◆ **Extracted material**
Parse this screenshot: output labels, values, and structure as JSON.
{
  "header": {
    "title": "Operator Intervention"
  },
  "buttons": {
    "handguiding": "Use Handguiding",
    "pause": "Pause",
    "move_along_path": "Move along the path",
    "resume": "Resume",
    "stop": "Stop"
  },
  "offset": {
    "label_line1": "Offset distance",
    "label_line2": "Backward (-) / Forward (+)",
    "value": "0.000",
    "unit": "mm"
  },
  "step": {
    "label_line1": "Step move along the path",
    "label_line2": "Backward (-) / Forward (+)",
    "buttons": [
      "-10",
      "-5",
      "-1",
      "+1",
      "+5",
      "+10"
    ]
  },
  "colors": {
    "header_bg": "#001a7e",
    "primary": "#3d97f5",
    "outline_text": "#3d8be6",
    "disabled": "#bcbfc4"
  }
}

◆ **What the exercise asks**
Repeat every line of the records above exactly.

◆ **Correct answer**
Parse this screenshot: output labels, values, and structure as JSON.
{
  "header": {
    "title": "Operator Intervention"
  },
  "buttons": {
    "handguiding": "Use Handguiding",
    "pause": "Pause",
    "move_along_path": "Move along the path",
    "resume": "Resume",
    "stop": "Stop"
  },
  "offset": {
    "label_line1": "Offset distance",
    "label_line2": "Backward (-) / Forward (+)",
    "value": "0.000",
    "unit": "mm"
  },
  "step": {
    "label_line1": "Step move along the path",
    "label_line2": "Backward (-) / Forward (+)",
    "buttons": [
      "-10",
      "-5",
      "-1",
      "+1",
      "+5",
      "+10"
    ]
  },
  "colors": {
    "header_bg": "#001a7e",
    "primary": "#3d97f5",
    "outline_text": "#3d8be6",
    "disabled": "#bcbfc4"
  }
}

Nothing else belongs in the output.